:: What the task requires ::
Write out every entry exactly as given, but omit the pictures.

── Listed entries ──

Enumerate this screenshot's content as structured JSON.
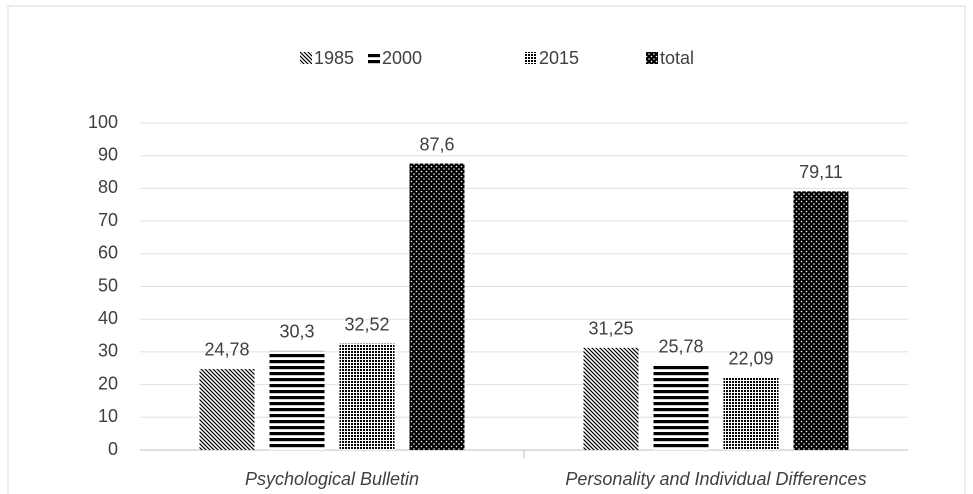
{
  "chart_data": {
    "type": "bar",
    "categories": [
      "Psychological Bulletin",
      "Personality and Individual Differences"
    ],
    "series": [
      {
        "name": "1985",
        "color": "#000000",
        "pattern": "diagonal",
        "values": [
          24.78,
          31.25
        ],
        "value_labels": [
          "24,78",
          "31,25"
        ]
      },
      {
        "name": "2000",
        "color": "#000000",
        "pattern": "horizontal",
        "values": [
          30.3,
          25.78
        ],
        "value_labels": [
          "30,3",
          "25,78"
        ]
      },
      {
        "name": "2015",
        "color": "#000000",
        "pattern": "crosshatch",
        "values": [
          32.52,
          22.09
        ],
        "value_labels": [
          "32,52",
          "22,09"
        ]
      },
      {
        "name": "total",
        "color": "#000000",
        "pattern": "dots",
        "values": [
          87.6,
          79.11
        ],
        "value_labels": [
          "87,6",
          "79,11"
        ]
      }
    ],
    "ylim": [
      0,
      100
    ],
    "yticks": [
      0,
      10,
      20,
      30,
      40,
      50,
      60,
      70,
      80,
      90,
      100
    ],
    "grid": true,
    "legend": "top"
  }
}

───

:: Response below ::
Enumerate this screenshot's content as structured JSON.
{
  "chart_data": {
    "type": "bar",
    "categories": [
      "Psychological Bulletin",
      "Personality and Individual Differences"
    ],
    "series": [
      {
        "name": "1985",
        "color": "#000000",
        "pattern": "diagonal",
        "values": [
          24.78,
          31.25
        ],
        "value_labels": [
          "24,78",
          "31,25"
        ]
      },
      {
        "name": "2000",
        "color": "#000000",
        "pattern": "horizontal",
        "values": [
          30.3,
          25.78
        ],
        "value_labels": [
          "30,3",
          "25,78"
        ]
      },
      {
        "name": "2015",
        "color": "#000000",
        "pattern": "crosshatch",
        "values": [
          32.52,
          22.09
        ],
        "value_labels": [
          "32,52",
          "22,09"
        ]
      },
      {
        "name": "total",
        "color": "#000000",
        "pattern": "dots",
        "values": [
          87.6,
          79.11
        ],
        "value_labels": [
          "87,6",
          "79,11"
        ]
      }
    ],
    "ylim": [
      0,
      100
    ],
    "yticks": [
      0,
      10,
      20,
      30,
      40,
      50,
      60,
      70,
      80,
      90,
      100
    ],
    "grid": true,
    "legend": "top"
  }
}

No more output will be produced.